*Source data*
-=-=-=-=-

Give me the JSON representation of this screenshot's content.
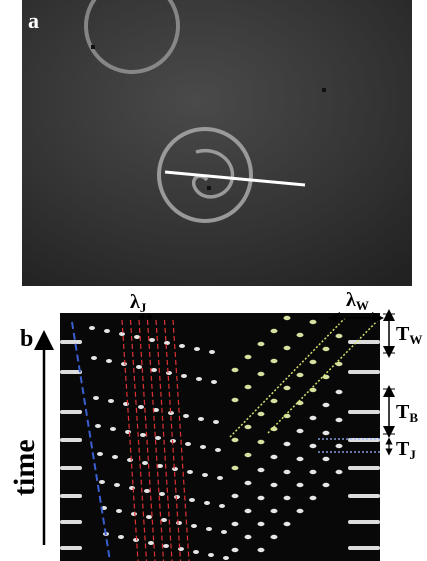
{
  "panels": {
    "a": {
      "label": "a"
    },
    "b": {
      "label": "b"
    }
  },
  "annotations": {
    "lambda_j": {
      "symbol": "λ",
      "subscript": "J"
    },
    "lambda_w": {
      "symbol": "λ",
      "subscript": "W"
    },
    "t_w": {
      "symbol": "T",
      "subscript": "W"
    },
    "t_b": {
      "symbol": "T",
      "subscript": "B"
    },
    "t_j": {
      "symbol": "T",
      "subscript": "J"
    },
    "time": "time"
  }
}
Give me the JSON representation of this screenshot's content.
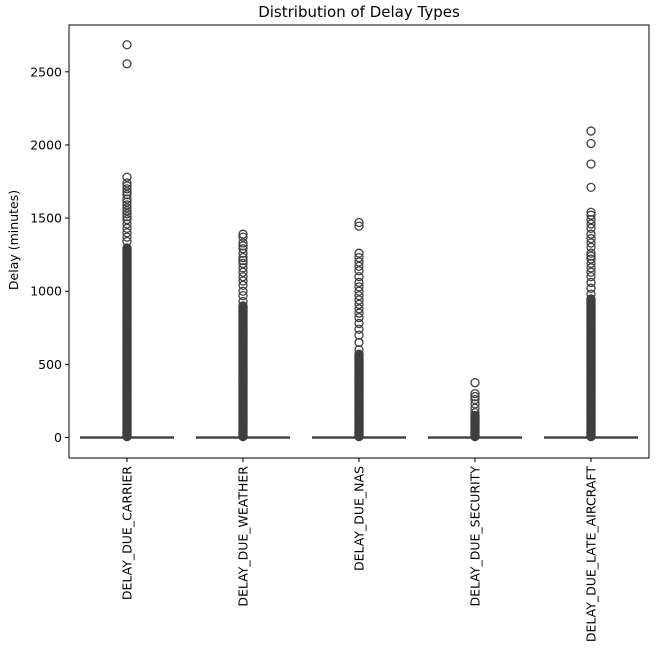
{
  "chart_data": {
    "type": "box",
    "title": "Distribution of Delay Types",
    "xlabel": "",
    "ylabel": "Delay (minutes)",
    "ylim": [
      -140,
      2820
    ],
    "yticks": [
      0,
      500,
      1000,
      1500,
      2000,
      2500
    ],
    "grid": false,
    "legend": "none",
    "colors": {
      "box_edge": "#3f3f3f",
      "box_fill": "#3f3f3f",
      "outlier": "#3f3f3f",
      "axis": "#000000"
    },
    "categories": [
      "DELAY_DUE_CARRIER",
      "DELAY_DUE_WEATHER",
      "DELAY_DUE_NAS",
      "DELAY_DUE_SECURITY",
      "DELAY_DUE_LATE_AIRCRAFT"
    ],
    "series": [
      {
        "category": "DELAY_DUE_CARRIER",
        "q1": 0,
        "median": 0,
        "q3": 0,
        "whisker_low": 0,
        "whisker_high": 0,
        "dense_outliers_max": 1300,
        "outliers": [
          1340,
          1370,
          1400,
          1430,
          1460,
          1490,
          1510,
          1530,
          1550,
          1570,
          1590,
          1610,
          1630,
          1660,
          1680,
          1700,
          1720,
          1740,
          1780,
          2555,
          2685
        ]
      },
      {
        "category": "DELAY_DUE_WEATHER",
        "q1": 0,
        "median": 0,
        "q3": 0,
        "whisker_low": 0,
        "whisker_high": 0,
        "dense_outliers_max": 900,
        "outliers": [
          930,
          970,
          1000,
          1040,
          1070,
          1100,
          1130,
          1160,
          1190,
          1210,
          1230,
          1260,
          1290,
          1310,
          1330,
          1370,
          1390
        ]
      },
      {
        "category": "DELAY_DUE_NAS",
        "q1": 0,
        "median": 0,
        "q3": 0,
        "whisker_low": 0,
        "whisker_high": 0,
        "dense_outliers_max": 570,
        "outliers": [
          600,
          650,
          700,
          740,
          780,
          820,
          850,
          880,
          910,
          940,
          970,
          1000,
          1030,
          1060,
          1100,
          1140,
          1170,
          1200,
          1230,
          1260,
          1445,
          1470
        ]
      },
      {
        "category": "DELAY_DUE_SECURITY",
        "q1": 0,
        "median": 0,
        "q3": 0,
        "whisker_low": 0,
        "whisker_high": 0,
        "dense_outliers_max": 150,
        "outliers": [
          170,
          200,
          230,
          260,
          280,
          300,
          375
        ]
      },
      {
        "category": "DELAY_DUE_LATE_AIRCRAFT",
        "q1": 0,
        "median": 0,
        "q3": 0,
        "whisker_low": 0,
        "whisker_high": 0,
        "dense_outliers_max": 950,
        "outliers": [
          980,
          1020,
          1060,
          1100,
          1130,
          1160,
          1190,
          1220,
          1240,
          1260,
          1300,
          1330,
          1360,
          1390,
          1430,
          1460,
          1490,
          1520,
          1540,
          1710,
          1870,
          2010,
          2095
        ]
      }
    ]
  }
}
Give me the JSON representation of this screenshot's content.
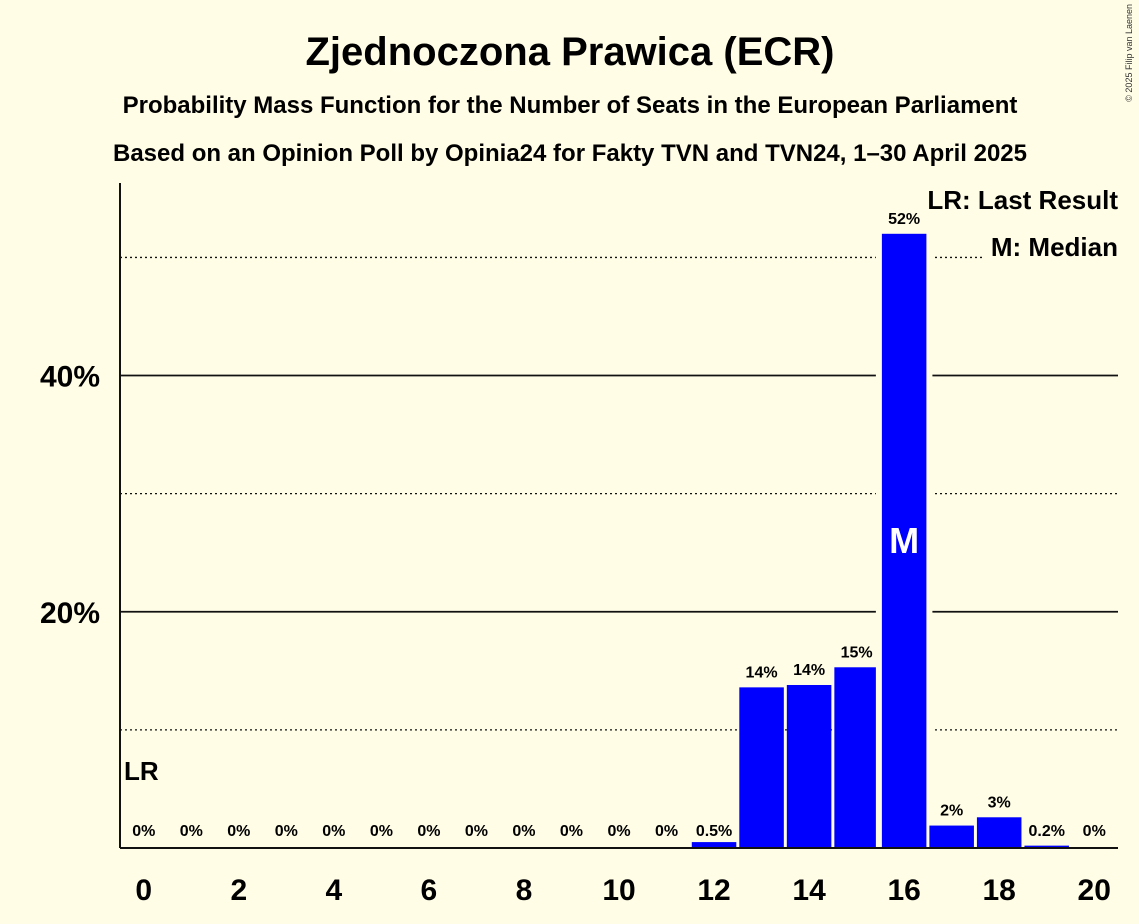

-=-=-=-=-

*Given problem*
Return the listing above word for word, with the pictures removed.

*Expected answer*
Give me the JSON representation of this screenshot's content.
{
  "panels": {
    "a": {
      "label": "a"
    },
    "b": {
      "label": "b"
    }
  },
  "annotations": {
    "lambda_j": {
      "symbol": "λ",
      "subscript": "J"
    },
    "lambda_w": {
      "symbol": "λ",
      "subscript": "W"
    },
    "t_w": {
      "symbol": "T",
      "subscript": "W"
    },
    "t_b": {
      "symbol": "T",
      "subscript": "B"
    },
    "t_j": {
      "symbol": "T",
      "subscript": "J"
    },
    "time": "time"
  }
}
Give me the JSON representation of this screenshot's content.
{
  "chart_data": {
    "type": "box",
    "title": "Distribution of Delay Types",
    "xlabel": "",
    "ylabel": "Delay (minutes)",
    "ylim": [
      -140,
      2820
    ],
    "yticks": [
      0,
      500,
      1000,
      1500,
      2000,
      2500
    ],
    "grid": false,
    "legend": "none",
    "colors": {
      "box_edge": "#3f3f3f",
      "box_fill": "#3f3f3f",
      "outlier": "#3f3f3f",
      "axis": "#000000"
    },
    "categories": [
      "DELAY_DUE_CARRIER",
      "DELAY_DUE_WEATHER",
      "DELAY_DUE_NAS",
      "DELAY_DUE_SECURITY",
      "DELAY_DUE_LATE_AIRCRAFT"
    ],
    "series": [
      {
        "category": "DELAY_DUE_CARRIER",
        "q1": 0,
        "median": 0,
        "q3": 0,
        "whisker_low": 0,
        "whisker_high": 0,
        "dense_outliers_max": 1300,
        "outliers": [
          1340,
          1370,
          1400,
          1430,
          1460,
          1490,
          1510,
          1530,
          1550,
          1570,
          1590,
          1610,
          1630,
          1660,
          1680,
          1700,
          1720,
          1740,
          1780,
          2555,
          2685
        ]
      },
      {
        "category": "DELAY_DUE_WEATHER",
        "q1": 0,
        "median": 0,
        "q3": 0,
        "whisker_low": 0,
        "whisker_high": 0,
        "dense_outliers_max": 900,
        "outliers": [
          930,
          970,
          1000,
          1040,
          1070,
          1100,
          1130,
          1160,
          1190,
          1210,
          1230,
          1260,
          1290,
          1310,
          1330,
          1370,
          1390
        ]
      },
      {
        "category": "DELAY_DUE_NAS",
        "q1": 0,
        "median": 0,
        "q3": 0,
        "whisker_low": 0,
        "whisker_high": 0,
        "dense_outliers_max": 570,
        "outliers": [
          600,
          650,
          700,
          740,
          780,
          820,
          850,
          880,
          910,
          940,
          970,
          1000,
          1030,
          1060,
          1100,
          1140,
          1170,
          1200,
          1230,
          1260,
          1445,
          1470
        ]
      },
      {
        "category": "DELAY_DUE_SECURITY",
        "q1": 0,
        "median": 0,
        "q3": 0,
        "whisker_low": 0,
        "whisker_high": 0,
        "dense_outliers_max": 150,
        "outliers": [
          170,
          200,
          230,
          260,
          280,
          300,
          375
        ]
      },
      {
        "category": "DELAY_DUE_LATE_AIRCRAFT",
        "q1": 0,
        "median": 0,
        "q3": 0,
        "whisker_low": 0,
        "whisker_high": 0,
        "dense_outliers_max": 950,
        "outliers": [
          980,
          1020,
          1060,
          1100,
          1130,
          1160,
          1190,
          1220,
          1240,
          1260,
          1300,
          1330,
          1360,
          1390,
          1430,
          1460,
          1490,
          1520,
          1540,
          1710,
          1870,
          2010,
          2095
        ]
      }
    ]
  }
}
Give me the JSON representation of this screenshot's content.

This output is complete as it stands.